THE EXERCISE — Everything in the data should be repeated exactly, save for the images.

# Start of EXTRACTED INFORMATION

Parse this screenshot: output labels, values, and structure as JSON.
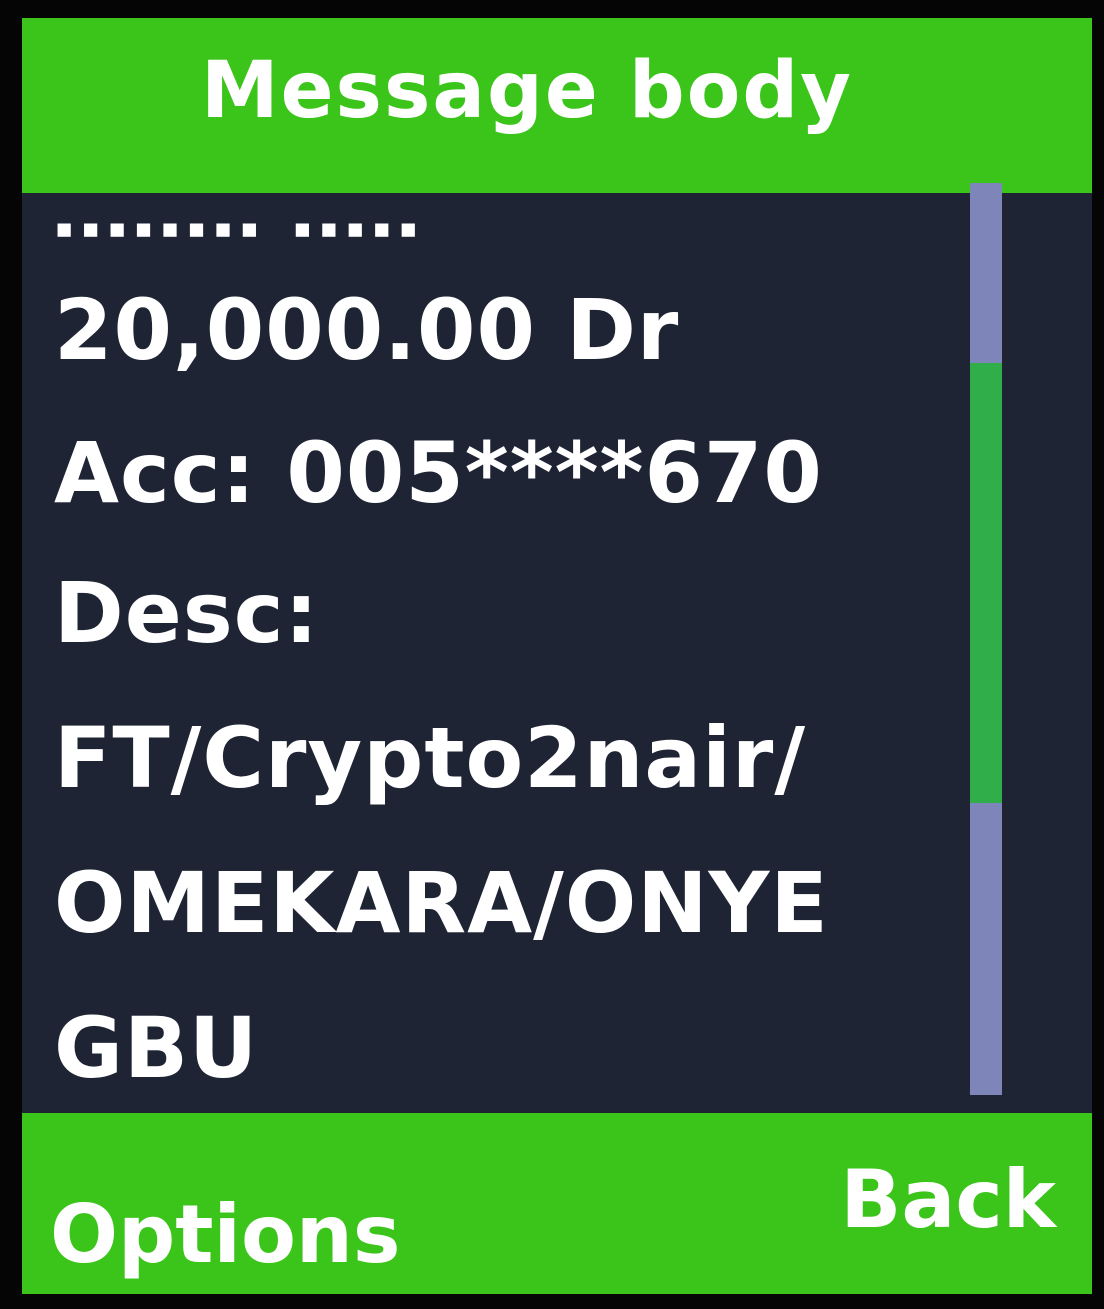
{
  "header": {
    "title": "Message body"
  },
  "message": {
    "lines": [
      "20,000.00 Dr",
      "Acc: 005****670",
      "Desc:",
      "FT/Crypto2nair/",
      "OMEKARA/ONYE",
      "GBU"
    ]
  },
  "scrollbar": {
    "position": 0.55
  },
  "softkeys": {
    "left": "Options",
    "right": "Back"
  },
  "colors": {
    "accent": "#3bc41a",
    "background": "#1e2433",
    "text": "#ffffff",
    "scroll_thumb": "#2fae4a",
    "scroll_caps": "#7e85b8"
  }
}
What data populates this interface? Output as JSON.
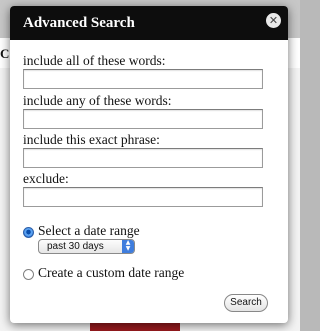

# End of EXTRACTED INFORMATION

ANSWER BELOW —
Parse this screenshot: output labels, values, and structure as JSON.
{
  "header": {
    "title": "Message body"
  },
  "message": {
    "lines": [
      "20,000.00 Dr",
      "Acc: 005****670",
      "Desc:",
      "FT/Crypto2nair/",
      "OMEKARA/ONYE",
      "GBU"
    ]
  },
  "scrollbar": {
    "position": 0.55
  },
  "softkeys": {
    "left": "Options",
    "right": "Back"
  },
  "colors": {
    "accent": "#3bc41a",
    "background": "#1e2433",
    "text": "#ffffff",
    "scroll_thumb": "#2fae4a",
    "scroll_caps": "#7e85b8"
  }
}
What data populates this interface? Output as JSON.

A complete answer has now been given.